--- START OF Data for this exercise ---
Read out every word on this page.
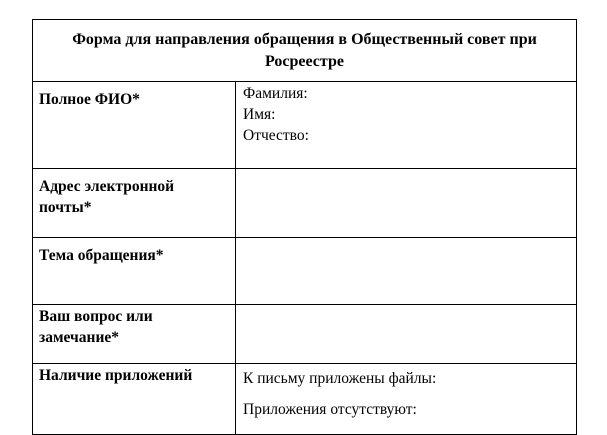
Форма для направления обращения в Общественный совет при Росреестре	
Полное ФИО*	Фамилия:
Имя:
Отчество:

Адрес электронной почты*	
Тема обращения*	
Ваш вопрос или замечание*	
Наличие приложений	К письму приложены файлы:
Приложения отсутствуют:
--- END OF Data for this exercise ---
## Aim of the task
In the entries above, count each line holding "обращения" and report the total and nothing more.

## Result
2